INSTRUCTIONS FOR THE TASK
Go through the listing and pick out each line with the word "number" in it.

━━━ EXERCISE INPUT ━━━

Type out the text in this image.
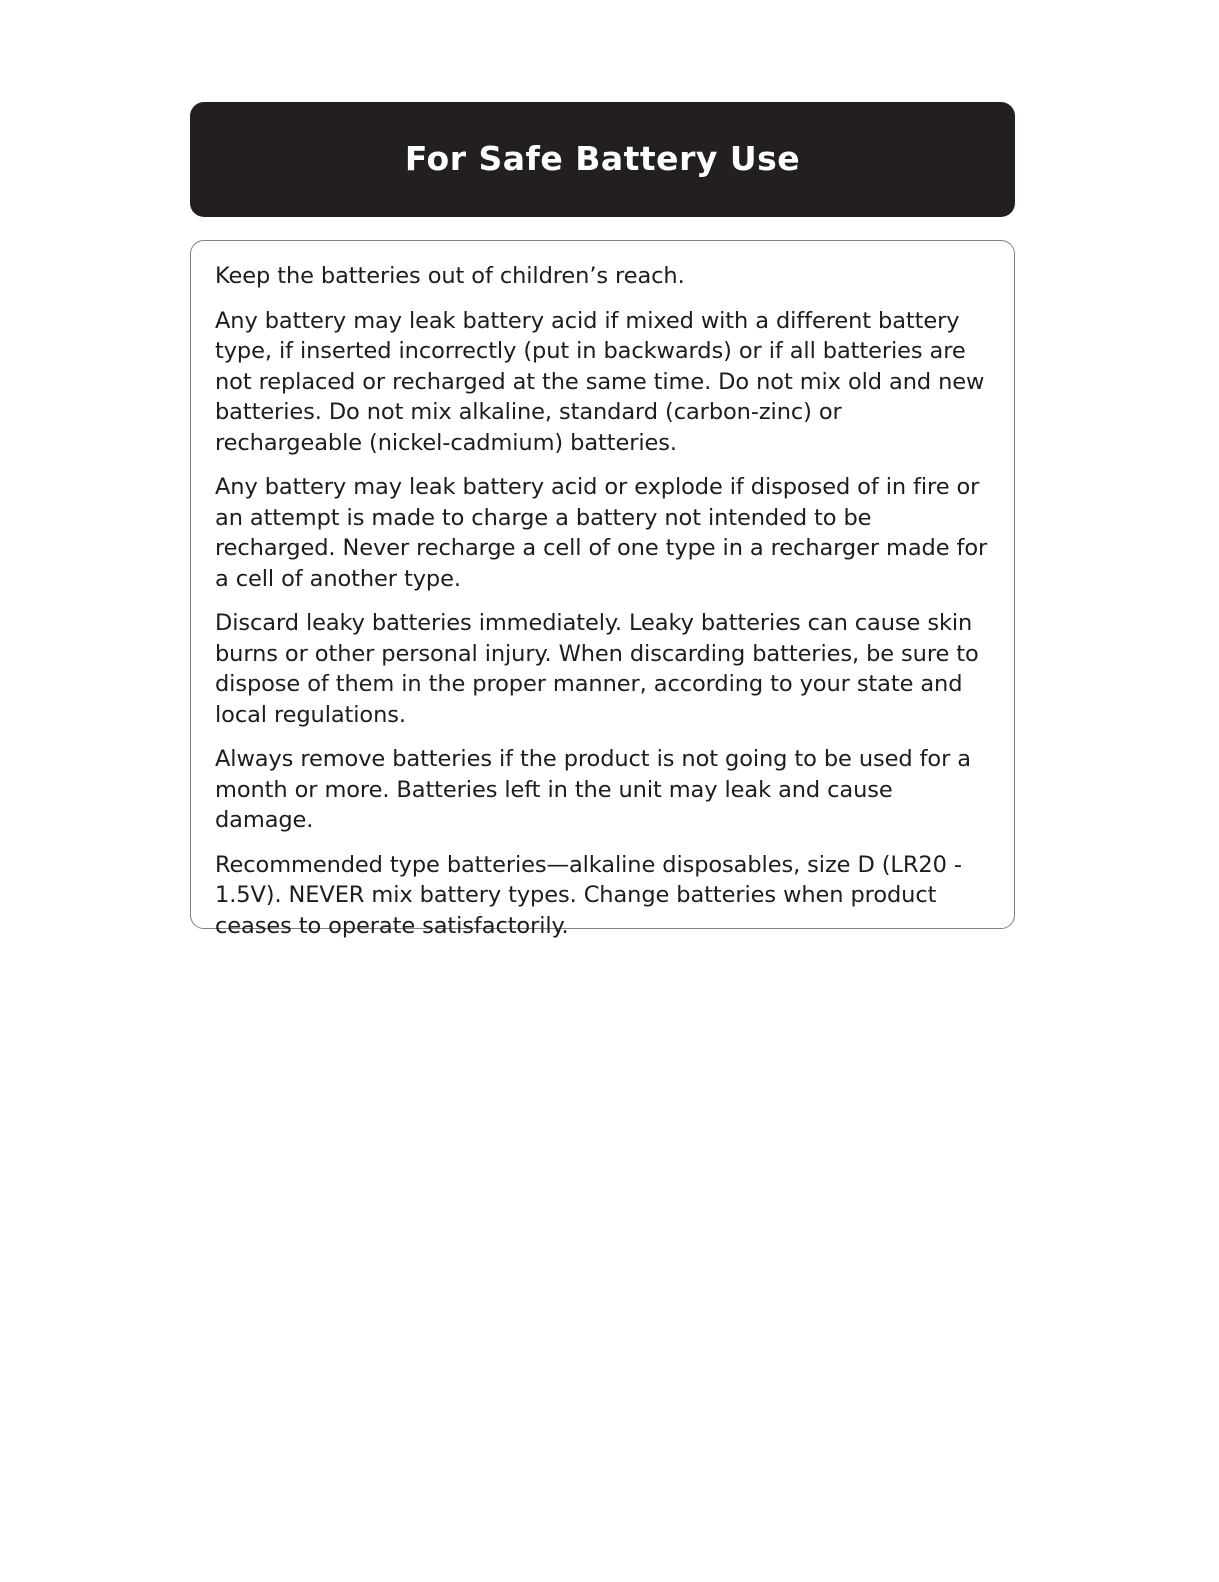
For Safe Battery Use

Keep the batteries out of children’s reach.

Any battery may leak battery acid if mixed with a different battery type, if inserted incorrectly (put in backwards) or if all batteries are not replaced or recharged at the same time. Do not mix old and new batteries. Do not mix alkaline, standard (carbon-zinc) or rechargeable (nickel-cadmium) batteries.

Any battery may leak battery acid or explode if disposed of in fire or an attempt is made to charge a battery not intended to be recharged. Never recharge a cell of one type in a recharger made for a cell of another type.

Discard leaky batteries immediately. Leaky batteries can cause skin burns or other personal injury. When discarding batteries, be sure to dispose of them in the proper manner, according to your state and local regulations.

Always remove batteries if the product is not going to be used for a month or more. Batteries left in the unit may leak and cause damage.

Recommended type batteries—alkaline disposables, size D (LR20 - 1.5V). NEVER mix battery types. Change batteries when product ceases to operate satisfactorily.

━━━
━━━ EXERCISE INPUT ━━━

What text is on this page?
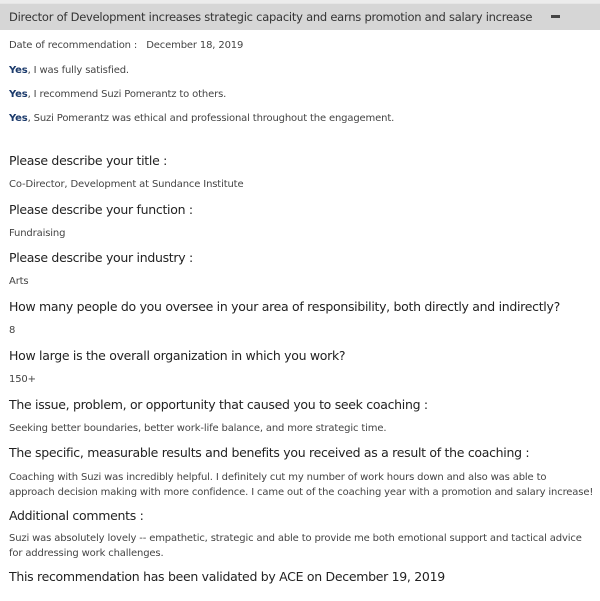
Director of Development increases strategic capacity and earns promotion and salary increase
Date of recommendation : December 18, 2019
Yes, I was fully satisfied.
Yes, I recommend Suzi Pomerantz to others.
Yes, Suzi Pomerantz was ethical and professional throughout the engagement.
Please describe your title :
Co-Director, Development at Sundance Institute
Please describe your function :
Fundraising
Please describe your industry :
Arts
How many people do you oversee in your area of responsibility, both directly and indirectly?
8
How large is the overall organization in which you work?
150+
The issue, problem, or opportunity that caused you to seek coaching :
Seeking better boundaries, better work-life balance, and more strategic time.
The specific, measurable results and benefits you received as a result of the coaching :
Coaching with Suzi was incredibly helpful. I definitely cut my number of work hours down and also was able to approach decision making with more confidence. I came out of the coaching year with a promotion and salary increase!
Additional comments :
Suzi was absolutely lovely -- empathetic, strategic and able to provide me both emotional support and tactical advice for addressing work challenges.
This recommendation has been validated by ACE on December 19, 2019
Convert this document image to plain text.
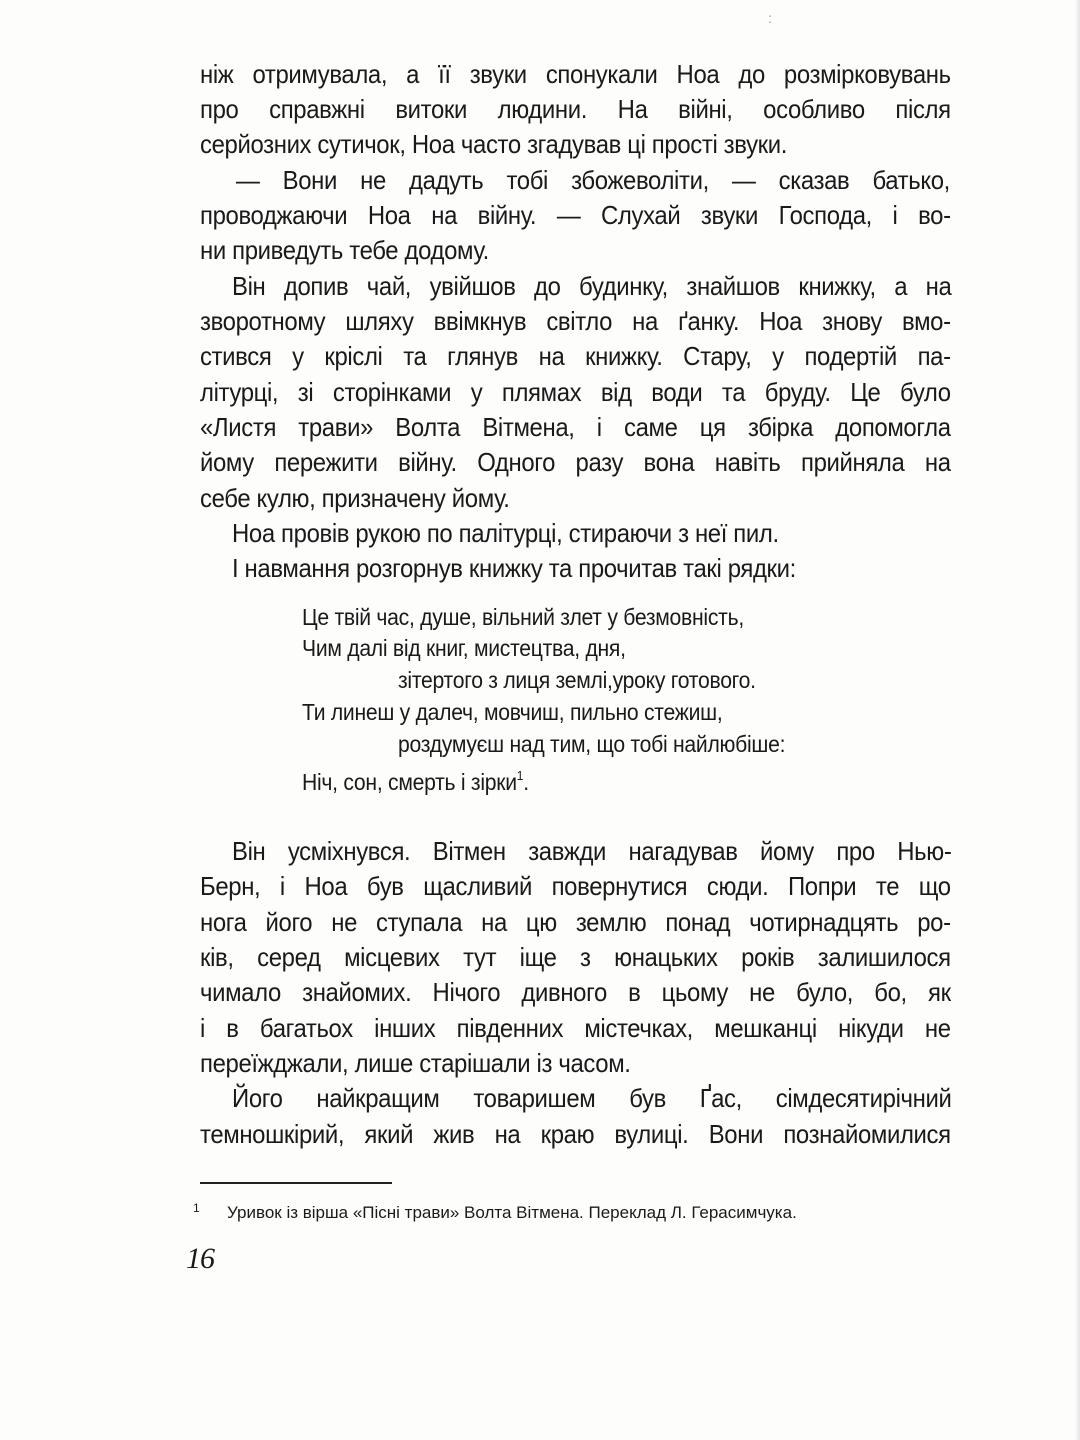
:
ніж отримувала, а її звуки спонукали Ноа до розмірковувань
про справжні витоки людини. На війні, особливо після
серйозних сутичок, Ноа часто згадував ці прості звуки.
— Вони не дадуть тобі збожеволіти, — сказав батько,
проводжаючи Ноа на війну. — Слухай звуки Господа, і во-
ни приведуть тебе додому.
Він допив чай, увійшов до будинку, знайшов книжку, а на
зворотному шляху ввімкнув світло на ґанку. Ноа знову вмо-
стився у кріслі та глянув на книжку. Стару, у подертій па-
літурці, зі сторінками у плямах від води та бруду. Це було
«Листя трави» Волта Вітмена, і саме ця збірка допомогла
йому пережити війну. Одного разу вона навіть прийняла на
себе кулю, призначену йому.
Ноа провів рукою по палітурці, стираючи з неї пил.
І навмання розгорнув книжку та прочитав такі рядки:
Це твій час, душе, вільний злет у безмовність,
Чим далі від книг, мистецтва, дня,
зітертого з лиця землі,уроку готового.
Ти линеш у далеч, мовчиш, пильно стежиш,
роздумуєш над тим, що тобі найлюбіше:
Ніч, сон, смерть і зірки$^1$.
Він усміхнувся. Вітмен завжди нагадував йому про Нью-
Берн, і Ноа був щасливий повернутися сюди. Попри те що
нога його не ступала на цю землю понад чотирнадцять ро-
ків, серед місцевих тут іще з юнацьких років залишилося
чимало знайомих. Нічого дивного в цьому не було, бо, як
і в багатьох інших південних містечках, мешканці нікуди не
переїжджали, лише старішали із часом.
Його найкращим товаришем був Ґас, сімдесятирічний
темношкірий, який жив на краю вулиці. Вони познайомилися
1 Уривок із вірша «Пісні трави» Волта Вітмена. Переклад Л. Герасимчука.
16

━━━
━━━ EXERCISE INPUT ━━━

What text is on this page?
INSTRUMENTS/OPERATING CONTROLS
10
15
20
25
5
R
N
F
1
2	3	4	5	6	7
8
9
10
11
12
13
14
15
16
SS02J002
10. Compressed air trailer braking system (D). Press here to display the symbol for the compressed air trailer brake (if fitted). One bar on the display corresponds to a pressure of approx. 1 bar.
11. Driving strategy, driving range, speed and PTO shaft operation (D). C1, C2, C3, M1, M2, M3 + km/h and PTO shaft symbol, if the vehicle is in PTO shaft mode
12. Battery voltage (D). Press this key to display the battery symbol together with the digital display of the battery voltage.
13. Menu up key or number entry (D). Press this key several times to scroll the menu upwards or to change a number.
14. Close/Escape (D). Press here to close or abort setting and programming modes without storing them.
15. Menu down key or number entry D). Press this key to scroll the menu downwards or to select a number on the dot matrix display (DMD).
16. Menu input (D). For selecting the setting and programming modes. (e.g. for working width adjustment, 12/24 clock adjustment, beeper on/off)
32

━━━

FULL SOLUTION
Coaching with Suzi was incredibly helpful. I definitely cut my number of work hours down and also was able to approach decision making with more confidence. I came out of the coaching year with a promotion and salary increase!
13. Menu up key or number entry (D). Press this key several times to scroll the menu upwards or to change a number.
15. Menu down key or number entry D). Press this key to scroll the menu downwards or to select a number on the dot matrix display (DMD).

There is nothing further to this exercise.